_The exercise_
Reproduce verbatim the passage of the snow plow pump thread below, from "# Old Monarch" to "for any help.".

_Page_
..........
# Old Monarch Dynamatrics Snow Plow Pump



## half finger (Oct 9, 2011)

I can sure use some help. I have looked up all the sites I could find on Monarch(Butcher) yet I have not been able to find the proper connection sequence. It has a Prestolite motor and all looks original and was said to work properly. My controls show - raise yellow, blue lower, red and green to angle. It also has brown and black wires indicating they go to a solenoid? The pump has out the top a red,blue,yellow(orange?), green with a bluish green wire coming from the base of where the other wires go out the top. I cannot get the motor to turn yet it sounds likeit is trying to get current. I just don't think I have the wires properly attached. Thanks for any help.


----------



## jrod8124 (Oct 1, 2011)

thick red is power thick black is ground brown is solenoid red and green are angle yellow and blue raise and lower. hook power on thick red and then ground on thick black. hook up secondary power on brown and motor should turn over then go from there.


----------



## half finger (Oct 9, 2011)

*Monarch snow plow pump wiring*



jrod8124;1320343 said:


> thick red is power thick black is ground brown is solenoid red and green are angle yellow and blue raise and lower. hook power on thick red and then ground on thick black. hook up secondary power on brown and motor should turn over then go from there.


Thanks so much. I am still curious as to where the bluish green lead that comes from the base of the pump goes. The red,yellow,blue,and green come out from the top and this wire comes from the lower part of the exit plug? Thanks


----------



## jrod8124 (Oct 1, 2011)

most liikely it is for down pressure


----------
..........
_Material provided_
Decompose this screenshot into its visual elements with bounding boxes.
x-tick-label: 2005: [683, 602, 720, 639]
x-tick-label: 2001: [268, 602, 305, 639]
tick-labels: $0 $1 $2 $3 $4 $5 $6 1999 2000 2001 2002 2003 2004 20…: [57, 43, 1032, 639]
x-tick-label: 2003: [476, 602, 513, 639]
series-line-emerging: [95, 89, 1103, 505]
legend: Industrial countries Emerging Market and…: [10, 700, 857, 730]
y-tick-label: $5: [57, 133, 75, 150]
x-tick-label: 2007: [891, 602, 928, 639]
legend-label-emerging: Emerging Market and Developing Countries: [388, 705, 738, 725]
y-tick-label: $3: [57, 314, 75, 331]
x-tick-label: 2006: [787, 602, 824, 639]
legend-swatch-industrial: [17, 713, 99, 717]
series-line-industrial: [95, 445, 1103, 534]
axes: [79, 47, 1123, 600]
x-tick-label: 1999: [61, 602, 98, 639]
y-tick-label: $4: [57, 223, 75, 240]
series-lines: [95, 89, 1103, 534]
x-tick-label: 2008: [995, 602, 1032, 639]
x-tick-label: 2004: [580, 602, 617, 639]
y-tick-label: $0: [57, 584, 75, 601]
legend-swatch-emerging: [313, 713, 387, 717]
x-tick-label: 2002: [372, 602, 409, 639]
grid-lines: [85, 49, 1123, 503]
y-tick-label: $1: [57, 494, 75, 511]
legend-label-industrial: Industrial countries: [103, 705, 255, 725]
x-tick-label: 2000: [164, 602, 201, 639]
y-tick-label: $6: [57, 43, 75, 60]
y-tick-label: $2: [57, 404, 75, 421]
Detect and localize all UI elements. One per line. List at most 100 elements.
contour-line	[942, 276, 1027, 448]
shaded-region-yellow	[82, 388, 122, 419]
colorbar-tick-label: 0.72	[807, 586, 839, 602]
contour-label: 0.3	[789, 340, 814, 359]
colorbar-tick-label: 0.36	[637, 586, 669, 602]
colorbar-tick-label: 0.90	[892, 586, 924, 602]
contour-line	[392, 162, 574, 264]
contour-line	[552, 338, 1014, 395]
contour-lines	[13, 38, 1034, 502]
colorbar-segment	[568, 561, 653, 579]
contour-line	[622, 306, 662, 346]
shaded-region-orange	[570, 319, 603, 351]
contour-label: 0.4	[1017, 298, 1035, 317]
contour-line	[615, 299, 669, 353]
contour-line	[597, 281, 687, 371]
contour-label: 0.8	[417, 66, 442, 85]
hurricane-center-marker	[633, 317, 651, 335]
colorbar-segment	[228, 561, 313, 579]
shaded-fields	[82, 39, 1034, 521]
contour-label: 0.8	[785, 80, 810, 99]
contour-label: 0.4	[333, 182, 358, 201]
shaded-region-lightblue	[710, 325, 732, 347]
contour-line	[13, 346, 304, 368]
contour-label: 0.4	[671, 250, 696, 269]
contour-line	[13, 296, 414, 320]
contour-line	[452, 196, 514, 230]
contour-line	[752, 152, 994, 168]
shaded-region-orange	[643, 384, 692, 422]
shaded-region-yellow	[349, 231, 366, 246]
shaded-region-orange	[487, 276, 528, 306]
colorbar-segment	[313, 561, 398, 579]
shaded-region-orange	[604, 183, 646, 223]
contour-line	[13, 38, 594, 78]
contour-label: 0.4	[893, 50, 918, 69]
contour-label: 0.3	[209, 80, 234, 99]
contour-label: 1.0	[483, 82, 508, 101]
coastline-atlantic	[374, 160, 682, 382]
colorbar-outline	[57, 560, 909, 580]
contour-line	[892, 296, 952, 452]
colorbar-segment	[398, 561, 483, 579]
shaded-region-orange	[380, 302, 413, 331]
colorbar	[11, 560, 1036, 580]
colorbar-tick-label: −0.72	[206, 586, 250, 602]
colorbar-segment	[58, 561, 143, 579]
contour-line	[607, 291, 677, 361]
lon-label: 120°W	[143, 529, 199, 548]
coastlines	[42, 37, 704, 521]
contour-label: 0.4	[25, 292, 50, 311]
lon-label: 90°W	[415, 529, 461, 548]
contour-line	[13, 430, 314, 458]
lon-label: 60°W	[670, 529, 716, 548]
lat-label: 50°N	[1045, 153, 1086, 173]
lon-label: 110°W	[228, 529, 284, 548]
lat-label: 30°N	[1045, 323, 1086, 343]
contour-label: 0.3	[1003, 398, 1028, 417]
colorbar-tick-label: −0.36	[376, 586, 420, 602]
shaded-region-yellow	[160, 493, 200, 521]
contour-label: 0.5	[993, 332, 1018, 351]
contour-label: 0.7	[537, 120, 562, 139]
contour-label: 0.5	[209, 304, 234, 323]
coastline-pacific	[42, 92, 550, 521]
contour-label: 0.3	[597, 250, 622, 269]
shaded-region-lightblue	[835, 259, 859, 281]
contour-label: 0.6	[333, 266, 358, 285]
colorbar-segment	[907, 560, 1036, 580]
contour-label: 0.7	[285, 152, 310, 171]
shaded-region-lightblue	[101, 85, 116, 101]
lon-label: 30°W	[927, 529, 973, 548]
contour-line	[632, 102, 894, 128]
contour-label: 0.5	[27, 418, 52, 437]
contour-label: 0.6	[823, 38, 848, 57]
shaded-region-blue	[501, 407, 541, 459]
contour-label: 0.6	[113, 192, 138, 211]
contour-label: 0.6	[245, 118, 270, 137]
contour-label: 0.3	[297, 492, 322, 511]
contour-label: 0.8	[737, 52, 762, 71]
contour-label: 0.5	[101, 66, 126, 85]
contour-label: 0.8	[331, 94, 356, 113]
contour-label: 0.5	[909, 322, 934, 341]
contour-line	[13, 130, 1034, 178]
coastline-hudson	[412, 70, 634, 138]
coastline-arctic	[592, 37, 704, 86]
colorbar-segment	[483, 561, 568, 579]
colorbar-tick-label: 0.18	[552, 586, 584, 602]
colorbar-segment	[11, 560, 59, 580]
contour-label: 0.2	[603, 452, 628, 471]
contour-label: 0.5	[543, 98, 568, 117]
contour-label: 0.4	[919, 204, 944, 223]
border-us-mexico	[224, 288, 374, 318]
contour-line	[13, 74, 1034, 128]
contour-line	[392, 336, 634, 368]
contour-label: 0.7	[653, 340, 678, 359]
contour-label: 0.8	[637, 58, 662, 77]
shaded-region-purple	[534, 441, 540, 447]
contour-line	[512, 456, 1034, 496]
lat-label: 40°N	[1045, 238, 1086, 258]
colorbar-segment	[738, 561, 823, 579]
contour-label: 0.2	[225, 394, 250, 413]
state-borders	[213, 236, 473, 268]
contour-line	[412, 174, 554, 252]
..........
_Written solution_
# Old Monarch Dynamatrics Snow Plow Pump



## half finger (Oct 9, 2011)

I can sure use some help. I have looked up all the sites I could find on Monarch(Butcher) yet I have not been able to find the proper connection sequence. It has a Prestolite motor and all looks original and was said to work properly. My controls show - raise yellow, blue lower, red and green to angle. It also has brown and black wires indicating they go to a solenoid? The pump has out the top a red,blue,yellow(orange?), green with a bluish green wire coming from the base of where the other wires go out the top. I cannot get the motor to turn yet it sounds likeit is trying to get current. I just don't think I have the wires properly attached. Thanks for any help.